WRITTEN TASK
All entries should be output exactly as they stand.

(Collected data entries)
------------------------------
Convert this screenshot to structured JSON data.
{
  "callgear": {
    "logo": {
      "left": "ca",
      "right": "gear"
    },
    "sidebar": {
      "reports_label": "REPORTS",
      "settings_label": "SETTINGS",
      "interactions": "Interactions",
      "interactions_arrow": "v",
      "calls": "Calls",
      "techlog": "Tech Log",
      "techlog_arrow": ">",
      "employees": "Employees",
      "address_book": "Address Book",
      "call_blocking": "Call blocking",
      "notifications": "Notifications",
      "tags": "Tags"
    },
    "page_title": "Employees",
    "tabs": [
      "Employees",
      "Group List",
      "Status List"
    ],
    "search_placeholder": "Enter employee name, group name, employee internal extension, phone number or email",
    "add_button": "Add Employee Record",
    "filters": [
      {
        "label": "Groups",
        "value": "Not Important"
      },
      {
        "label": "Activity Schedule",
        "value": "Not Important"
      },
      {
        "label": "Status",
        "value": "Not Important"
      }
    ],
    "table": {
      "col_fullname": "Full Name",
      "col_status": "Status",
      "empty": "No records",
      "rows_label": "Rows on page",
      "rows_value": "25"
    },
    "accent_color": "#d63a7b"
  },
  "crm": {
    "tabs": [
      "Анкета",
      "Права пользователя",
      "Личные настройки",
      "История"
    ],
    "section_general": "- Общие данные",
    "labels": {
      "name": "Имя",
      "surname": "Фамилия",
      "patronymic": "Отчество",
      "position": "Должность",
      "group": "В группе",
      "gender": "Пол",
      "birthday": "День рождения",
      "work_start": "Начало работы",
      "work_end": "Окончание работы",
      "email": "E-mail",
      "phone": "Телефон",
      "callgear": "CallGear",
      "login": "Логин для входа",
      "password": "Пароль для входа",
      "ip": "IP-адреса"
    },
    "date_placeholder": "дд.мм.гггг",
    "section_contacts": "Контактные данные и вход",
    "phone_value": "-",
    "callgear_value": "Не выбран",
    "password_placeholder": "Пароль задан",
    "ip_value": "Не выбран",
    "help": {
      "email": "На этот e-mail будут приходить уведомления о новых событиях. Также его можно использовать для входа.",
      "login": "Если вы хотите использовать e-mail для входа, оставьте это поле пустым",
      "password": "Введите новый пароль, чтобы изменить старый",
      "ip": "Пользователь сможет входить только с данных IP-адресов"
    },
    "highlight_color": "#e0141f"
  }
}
------------------------------
EXERCISE OUTPUT
Convert this screenshot to structured JSON data.
{
  "callgear": {
    "logo": {
      "left": "ca",
      "right": "gear"
    },
    "sidebar": {
      "reports_label": "REPORTS",
      "settings_label": "SETTINGS",
      "interactions": "Interactions",
      "interactions_arrow": "v",
      "calls": "Calls",
      "techlog": "Tech Log",
      "techlog_arrow": ">",
      "employees": "Employees",
      "address_book": "Address Book",
      "call_blocking": "Call blocking",
      "notifications": "Notifications",
      "tags": "Tags"
    },
    "page_title": "Employees",
    "tabs": [
      "Employees",
      "Group List",
      "Status List"
    ],
    "search_placeholder": "Enter employee name, group name, employee internal extension, phone number or email",
    "add_button": "Add Employee Record",
    "filters": [
      {
        "label": "Groups",
        "value": "Not Important"
      },
      {
        "label": "Activity Schedule",
        "value": "Not Important"
      },
      {
        "label": "Status",
        "value": "Not Important"
      }
    ],
    "table": {
      "col_fullname": "Full Name",
      "col_status": "Status",
      "empty": "No records",
      "rows_label": "Rows on page",
      "rows_value": "25"
    },
    "accent_color": "#d63a7b"
  },
  "crm": {
    "tabs": [
      "Анкета",
      "Права пользователя",
      "Личные настройки",
      "История"
    ],
    "section_general": "- Общие данные",
    "labels": {
      "name": "Имя",
      "surname": "Фамилия",
      "patronymic": "Отчество",
      "position": "Должность",
      "group": "В группе",
      "gender": "Пол",
      "birthday": "День рождения",
      "work_start": "Начало работы",
      "work_end": "Окончание работы",
      "email": "E-mail",
      "phone": "Телефон",
      "callgear": "CallGear",
      "login": "Логин для входа",
      "password": "Пароль для входа",
      "ip": "IP-адреса"
    },
    "date_placeholder": "дд.мм.гггг",
    "section_contacts": "Контактные данные и вход",
    "phone_value": "-",
    "callgear_value": "Не выбран",
    "password_placeholder": "Пароль задан",
    "ip_value": "Не выбран",
    "help": {
      "email": "На этот e-mail будут приходить уведомления о новых событиях. Также его можно использовать для входа.",
      "login": "Если вы хотите использовать e-mail для входа, оставьте это поле пустым",
      "password": "Введите новый пароль, чтобы изменить старый",
      "ip": "Пользователь сможет входить только с данных IP-адресов"
    },
    "highlight_color": "#e0141f"
  }
}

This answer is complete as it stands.